# Information shown

● ● ●

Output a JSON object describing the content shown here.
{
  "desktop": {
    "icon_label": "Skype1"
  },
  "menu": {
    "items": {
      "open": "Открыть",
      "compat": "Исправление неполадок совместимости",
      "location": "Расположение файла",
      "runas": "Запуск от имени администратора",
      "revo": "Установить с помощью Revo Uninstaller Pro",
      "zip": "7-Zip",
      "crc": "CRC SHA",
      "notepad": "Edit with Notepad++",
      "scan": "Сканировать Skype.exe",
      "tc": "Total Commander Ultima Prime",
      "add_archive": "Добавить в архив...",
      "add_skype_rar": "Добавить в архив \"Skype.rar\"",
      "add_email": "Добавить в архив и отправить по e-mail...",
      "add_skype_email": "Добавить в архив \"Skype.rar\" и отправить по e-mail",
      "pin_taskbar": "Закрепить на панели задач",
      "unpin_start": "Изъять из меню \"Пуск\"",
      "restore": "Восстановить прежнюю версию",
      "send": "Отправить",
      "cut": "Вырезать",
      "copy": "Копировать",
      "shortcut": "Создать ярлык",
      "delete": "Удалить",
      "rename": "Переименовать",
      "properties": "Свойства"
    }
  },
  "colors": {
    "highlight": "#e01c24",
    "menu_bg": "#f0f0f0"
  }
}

● ● ●

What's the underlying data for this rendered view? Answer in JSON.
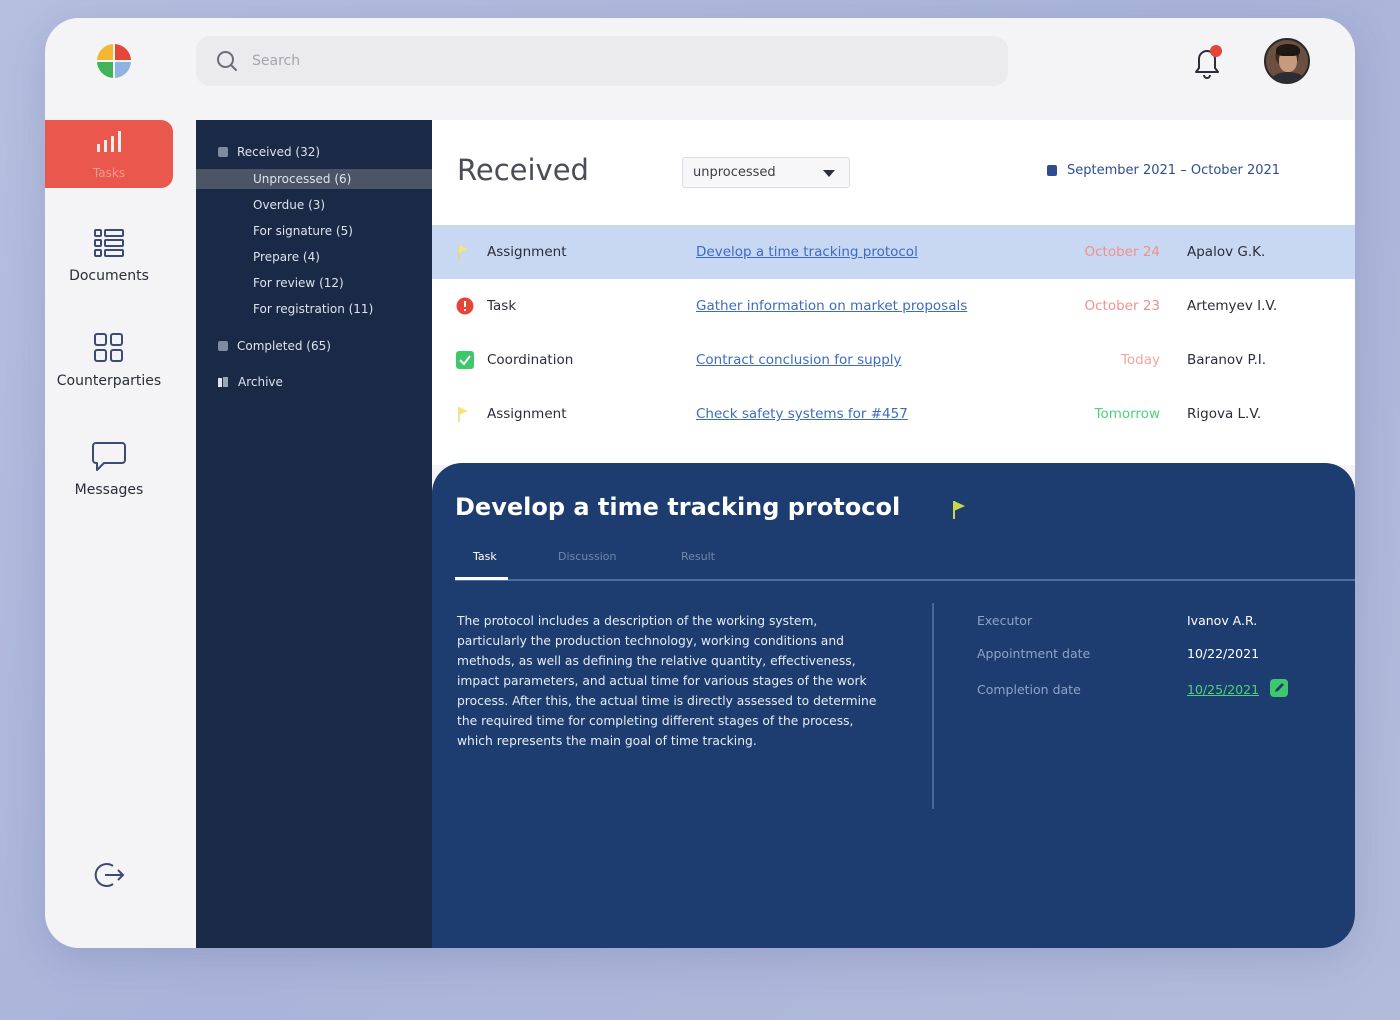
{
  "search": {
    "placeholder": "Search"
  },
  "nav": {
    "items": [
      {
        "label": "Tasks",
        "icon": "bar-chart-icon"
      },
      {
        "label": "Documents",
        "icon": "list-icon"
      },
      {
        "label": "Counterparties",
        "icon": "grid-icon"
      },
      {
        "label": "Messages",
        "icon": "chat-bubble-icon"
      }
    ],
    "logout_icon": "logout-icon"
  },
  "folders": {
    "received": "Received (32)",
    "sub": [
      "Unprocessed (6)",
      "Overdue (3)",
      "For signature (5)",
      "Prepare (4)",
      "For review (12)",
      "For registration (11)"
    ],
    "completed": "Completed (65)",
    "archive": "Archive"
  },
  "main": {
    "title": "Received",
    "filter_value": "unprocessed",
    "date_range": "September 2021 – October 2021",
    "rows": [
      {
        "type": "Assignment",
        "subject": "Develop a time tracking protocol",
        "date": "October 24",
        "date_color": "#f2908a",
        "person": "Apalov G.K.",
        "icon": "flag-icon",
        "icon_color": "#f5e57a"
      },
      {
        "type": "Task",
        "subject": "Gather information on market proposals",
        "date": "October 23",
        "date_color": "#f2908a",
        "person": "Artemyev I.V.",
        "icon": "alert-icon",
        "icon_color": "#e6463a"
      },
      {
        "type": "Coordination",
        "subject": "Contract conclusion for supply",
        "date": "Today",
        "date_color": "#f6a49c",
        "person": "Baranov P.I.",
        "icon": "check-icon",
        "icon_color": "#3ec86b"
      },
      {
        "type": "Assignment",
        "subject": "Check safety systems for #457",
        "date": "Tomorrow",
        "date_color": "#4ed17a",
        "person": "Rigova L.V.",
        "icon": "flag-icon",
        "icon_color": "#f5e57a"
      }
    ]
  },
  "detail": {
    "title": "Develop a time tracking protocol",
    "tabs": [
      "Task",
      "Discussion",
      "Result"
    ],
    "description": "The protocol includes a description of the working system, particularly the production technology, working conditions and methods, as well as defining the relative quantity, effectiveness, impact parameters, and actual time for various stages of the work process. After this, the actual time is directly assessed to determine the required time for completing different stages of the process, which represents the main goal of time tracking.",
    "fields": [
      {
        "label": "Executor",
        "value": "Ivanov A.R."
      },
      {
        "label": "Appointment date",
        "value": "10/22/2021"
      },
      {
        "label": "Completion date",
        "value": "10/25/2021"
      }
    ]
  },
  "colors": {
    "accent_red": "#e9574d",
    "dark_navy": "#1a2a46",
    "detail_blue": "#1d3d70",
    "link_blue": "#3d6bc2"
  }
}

● ● ●

# Task
Within the entries above, work out how many lines contain the word "October". The number alone is the answer.

# Final result
3